*EXERCISE GOAL*
Write out exactly the lines running from the one that contains "Transcribe the text in this document." through the end of the material.
---------- DATA RECORDS
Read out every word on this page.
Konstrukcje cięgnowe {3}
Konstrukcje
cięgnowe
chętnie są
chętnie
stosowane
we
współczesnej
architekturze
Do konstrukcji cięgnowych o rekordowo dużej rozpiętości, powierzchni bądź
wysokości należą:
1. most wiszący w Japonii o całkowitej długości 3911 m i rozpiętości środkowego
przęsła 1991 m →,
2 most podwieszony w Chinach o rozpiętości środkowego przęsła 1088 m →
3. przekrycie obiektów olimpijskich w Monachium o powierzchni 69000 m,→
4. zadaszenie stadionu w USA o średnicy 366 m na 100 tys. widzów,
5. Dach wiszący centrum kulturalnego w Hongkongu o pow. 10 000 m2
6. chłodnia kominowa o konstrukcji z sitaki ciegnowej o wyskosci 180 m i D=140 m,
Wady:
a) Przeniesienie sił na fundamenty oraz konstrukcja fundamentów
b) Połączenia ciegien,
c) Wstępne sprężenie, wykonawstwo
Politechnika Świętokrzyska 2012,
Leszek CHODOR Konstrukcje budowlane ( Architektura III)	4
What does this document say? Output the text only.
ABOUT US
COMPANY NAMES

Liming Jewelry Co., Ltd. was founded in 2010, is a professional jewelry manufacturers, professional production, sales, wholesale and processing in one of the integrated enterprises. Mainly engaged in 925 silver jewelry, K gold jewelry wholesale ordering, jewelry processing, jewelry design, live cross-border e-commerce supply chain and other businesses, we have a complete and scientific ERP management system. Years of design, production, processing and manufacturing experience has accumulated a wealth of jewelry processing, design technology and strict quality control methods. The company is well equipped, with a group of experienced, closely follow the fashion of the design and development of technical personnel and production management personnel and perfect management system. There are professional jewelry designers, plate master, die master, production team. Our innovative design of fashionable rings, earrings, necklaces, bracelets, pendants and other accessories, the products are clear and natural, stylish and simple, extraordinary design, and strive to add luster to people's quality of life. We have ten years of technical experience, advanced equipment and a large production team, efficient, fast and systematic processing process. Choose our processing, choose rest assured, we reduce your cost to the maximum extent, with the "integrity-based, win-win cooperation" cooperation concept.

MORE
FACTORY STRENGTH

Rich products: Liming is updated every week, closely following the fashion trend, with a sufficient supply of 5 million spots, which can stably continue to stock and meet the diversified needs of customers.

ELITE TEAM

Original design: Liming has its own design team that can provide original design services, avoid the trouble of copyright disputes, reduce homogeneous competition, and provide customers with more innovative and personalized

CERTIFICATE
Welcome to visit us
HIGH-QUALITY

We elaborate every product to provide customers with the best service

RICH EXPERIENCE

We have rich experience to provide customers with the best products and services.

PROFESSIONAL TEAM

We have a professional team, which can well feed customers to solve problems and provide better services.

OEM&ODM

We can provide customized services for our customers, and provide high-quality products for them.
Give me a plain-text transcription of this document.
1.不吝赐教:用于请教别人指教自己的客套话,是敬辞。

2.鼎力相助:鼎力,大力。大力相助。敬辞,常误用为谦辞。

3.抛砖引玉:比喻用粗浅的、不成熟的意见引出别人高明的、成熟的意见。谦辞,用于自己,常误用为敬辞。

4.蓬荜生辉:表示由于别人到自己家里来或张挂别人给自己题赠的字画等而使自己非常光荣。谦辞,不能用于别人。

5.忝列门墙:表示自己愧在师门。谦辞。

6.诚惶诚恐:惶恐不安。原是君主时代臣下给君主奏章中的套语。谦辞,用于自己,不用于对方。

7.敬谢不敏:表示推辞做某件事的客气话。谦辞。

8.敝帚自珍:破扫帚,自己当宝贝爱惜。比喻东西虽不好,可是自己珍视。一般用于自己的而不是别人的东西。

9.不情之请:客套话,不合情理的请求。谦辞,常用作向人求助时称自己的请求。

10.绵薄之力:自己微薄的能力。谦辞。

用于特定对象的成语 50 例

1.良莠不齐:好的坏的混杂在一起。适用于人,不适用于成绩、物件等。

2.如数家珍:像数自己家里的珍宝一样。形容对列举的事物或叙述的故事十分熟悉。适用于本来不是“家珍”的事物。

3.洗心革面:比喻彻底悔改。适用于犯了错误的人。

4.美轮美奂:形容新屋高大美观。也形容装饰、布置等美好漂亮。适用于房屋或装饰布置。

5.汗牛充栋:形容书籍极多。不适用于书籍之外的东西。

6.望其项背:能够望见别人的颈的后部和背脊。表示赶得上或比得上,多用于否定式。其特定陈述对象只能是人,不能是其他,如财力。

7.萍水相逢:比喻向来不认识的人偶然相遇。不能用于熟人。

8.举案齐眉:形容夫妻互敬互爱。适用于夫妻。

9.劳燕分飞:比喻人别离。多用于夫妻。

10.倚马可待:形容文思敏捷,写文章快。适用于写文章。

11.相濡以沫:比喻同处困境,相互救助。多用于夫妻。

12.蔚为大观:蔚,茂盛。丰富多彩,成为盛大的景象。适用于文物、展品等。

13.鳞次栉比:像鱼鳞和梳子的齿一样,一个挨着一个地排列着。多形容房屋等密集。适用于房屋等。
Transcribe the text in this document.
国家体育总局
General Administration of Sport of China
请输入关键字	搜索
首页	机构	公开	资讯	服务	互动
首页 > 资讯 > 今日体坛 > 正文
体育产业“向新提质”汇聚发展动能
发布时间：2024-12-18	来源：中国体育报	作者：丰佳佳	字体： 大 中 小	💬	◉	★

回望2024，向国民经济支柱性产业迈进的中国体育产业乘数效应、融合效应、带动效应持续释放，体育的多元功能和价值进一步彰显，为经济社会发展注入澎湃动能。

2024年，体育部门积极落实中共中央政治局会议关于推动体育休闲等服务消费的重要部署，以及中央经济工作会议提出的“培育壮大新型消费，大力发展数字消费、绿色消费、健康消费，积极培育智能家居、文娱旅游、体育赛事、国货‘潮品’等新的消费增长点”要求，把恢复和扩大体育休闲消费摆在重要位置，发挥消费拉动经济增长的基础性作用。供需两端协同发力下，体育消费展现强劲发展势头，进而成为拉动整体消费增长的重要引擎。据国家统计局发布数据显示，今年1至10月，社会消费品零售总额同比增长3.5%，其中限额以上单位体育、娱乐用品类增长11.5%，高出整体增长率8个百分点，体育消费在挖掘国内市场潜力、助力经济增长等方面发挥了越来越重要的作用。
--------------------
*COMPLETE OUTPUT*
Transcribe the text in this document.
国家体育总局
General Administration of Sport of China
请输入关键字	搜索
首页	机构	公开	资讯	服务	互动
首页 > 资讯 > 今日体坛 > 正文
体育产业“向新提质”汇聚发展动能
发布时间：2024-12-18	来源：中国体育报	作者：丰佳佳	字体： 大 中 小	💬	◉	★

回望2024，向国民经济支柱性产业迈进的中国体育产业乘数效应、融合效应、带动效应持续释放，体育的多元功能和价值进一步彰显，为经济社会发展注入澎湃动能。

2024年，体育部门积极落实中共中央政治局会议关于推动体育休闲等服务消费的重要部署，以及中央经济工作会议提出的“培育壮大新型消费，大力发展数字消费、绿色消费、健康消费，积极培育智能家居、文娱旅游、体育赛事、国货‘潮品’等新的消费增长点”要求，把恢复和扩大体育休闲消费摆在重要位置，发挥消费拉动经济增长的基础性作用。供需两端协同发力下，体育消费展现强劲发展势头，进而成为拉动整体消费增长的重要引擎。据国家统计局发布数据显示，今年1至10月，社会消费品零售总额同比增长3.5%，其中限额以上单位体育、娱乐用品类增长11.5%，高出整体增长率8个百分点，体育消费在挖掘国内市场潜力、助力经济增长等方面发挥了越来越重要的作用。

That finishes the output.